[Saved entries]
◆ ◆ ◆

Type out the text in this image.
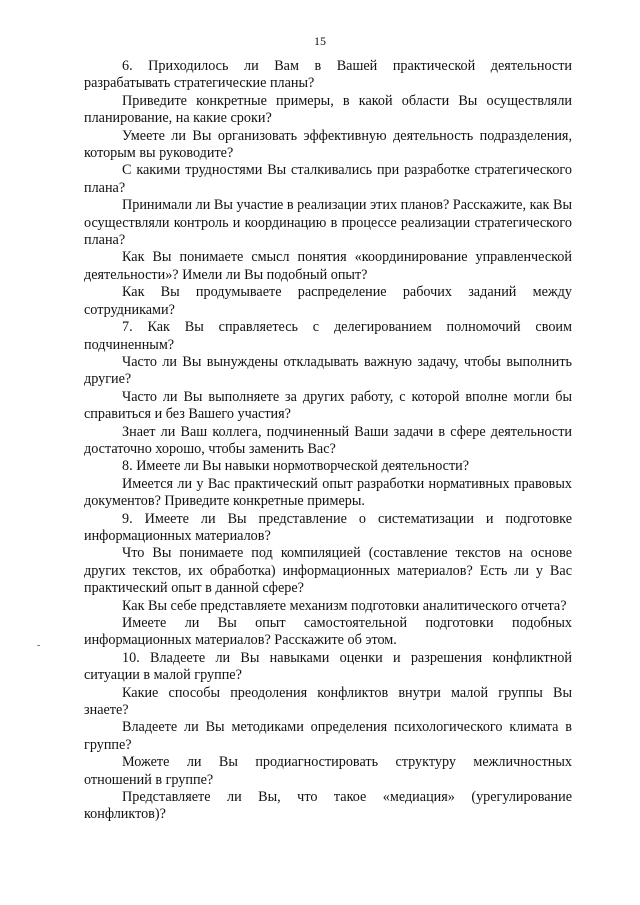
15
-

6. Приходилось ли Вам в Вашей практической деятельности разрабатывать стратегические планы?

Приведите конкретные примеры, в какой области Вы осуществляли планирование, на какие сроки?

Умеете ли Вы организовать эффективную деятельность подразделения, которым вы руководите?

С какими трудностями Вы сталкивались при разработке стратегического плана?

Принимали ли Вы участие в реализации этих планов? Расскажите, как Вы осуществляли контроль и координацию в процессе реализации стратегического плана?

Как Вы понимаете смысл понятия «координирование управленческой деятельности»? Имели ли Вы подобный опыт?

Как Вы продумываете распределение рабочих заданий между сотрудниками?

7. Как Вы справляетесь с делегированием полномочий своим подчиненным?

Часто ли Вы вынуждены откладывать важную задачу, чтобы выполнить другие?

Часто ли Вы выполняете за других работу, с которой вполне могли бы справиться и без Вашего участия?

Знает ли Ваш коллега, подчиненный Ваши задачи в сфере деятельности достаточно хорошо, чтобы заменить Вас?

8. Имеете ли Вы навыки нормотворческой деятельности?

Имеется ли у Вас практический опыт разработки нормативных правовых документов? Приведите конкретные примеры.

9. Имеете ли Вы представление о систематизации и подготовке информационных материалов?

Что Вы понимаете под компиляцией (составление текстов на основе других текстов, их обработка) информационных материалов? Есть ли у Вас практический опыт в данной сфере?

Как Вы себе представляете механизм подготовки аналитического отчета?

Имеете ли Вы опыт самостоятельной подготовки подобных информационных материалов? Расскажите об этом.

10. Владеете ли Вы навыками оценки и разрешения конфликтной ситуации в малой группе?

Какие способы преодоления конфликтов внутри малой группы Вы знаете?

Владеете ли Вы методиками определения психологического климата в группе?

Можете ли Вы продиагностировать структуру межличностных отношений в группе?

Представляете ли Вы, что такое «медиация» (урегулирование конфликтов)?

◆ ◆ ◆

Instructions to follow: An exact transcription of all the entries is required, without the pictures.

Result for this exercise:
Type out the text in this image.
15
-

6. Приходилось ли Вам в Вашей практической деятельности разрабатывать стратегические планы?

Приведите конкретные примеры, в какой области Вы осуществляли планирование, на какие сроки?

Умеете ли Вы организовать эффективную деятельность подразделения, которым вы руководите?

С какими трудностями Вы сталкивались при разработке стратегического плана?

Принимали ли Вы участие в реализации этих планов? Расскажите, как Вы осуществляли контроль и координацию в процессе реализации стратегического плана?

Как Вы понимаете смысл понятия «координирование управленческой деятельности»? Имели ли Вы подобный опыт?

Как Вы продумываете распределение рабочих заданий между сотрудниками?

7. Как Вы справляетесь с делегированием полномочий своим подчиненным?

Часто ли Вы вынуждены откладывать важную задачу, чтобы выполнить другие?

Часто ли Вы выполняете за других работу, с которой вполне могли бы справиться и без Вашего участия?

Знает ли Ваш коллега, подчиненный Ваши задачи в сфере деятельности достаточно хорошо, чтобы заменить Вас?

8. Имеете ли Вы навыки нормотворческой деятельности?

Имеется ли у Вас практический опыт разработки нормативных правовых документов? Приведите конкретные примеры.

9. Имеете ли Вы представление о систематизации и подготовке информационных материалов?

Что Вы понимаете под компиляцией (составление текстов на основе других текстов, их обработка) информационных материалов? Есть ли у Вас практический опыт в данной сфере?

Как Вы себе представляете механизм подготовки аналитического отчета?

Имеете ли Вы опыт самостоятельной подготовки подобных информационных материалов? Расскажите об этом.

10. Владеете ли Вы навыками оценки и разрешения конфликтной ситуации в малой группе?

Какие способы преодоления конфликтов внутри малой группы Вы знаете?

Владеете ли Вы методиками определения психологического климата в группе?

Можете ли Вы продиагностировать структуру межличностных отношений в группе?

Представляете ли Вы, что такое «медиация» (урегулирование конфликтов)?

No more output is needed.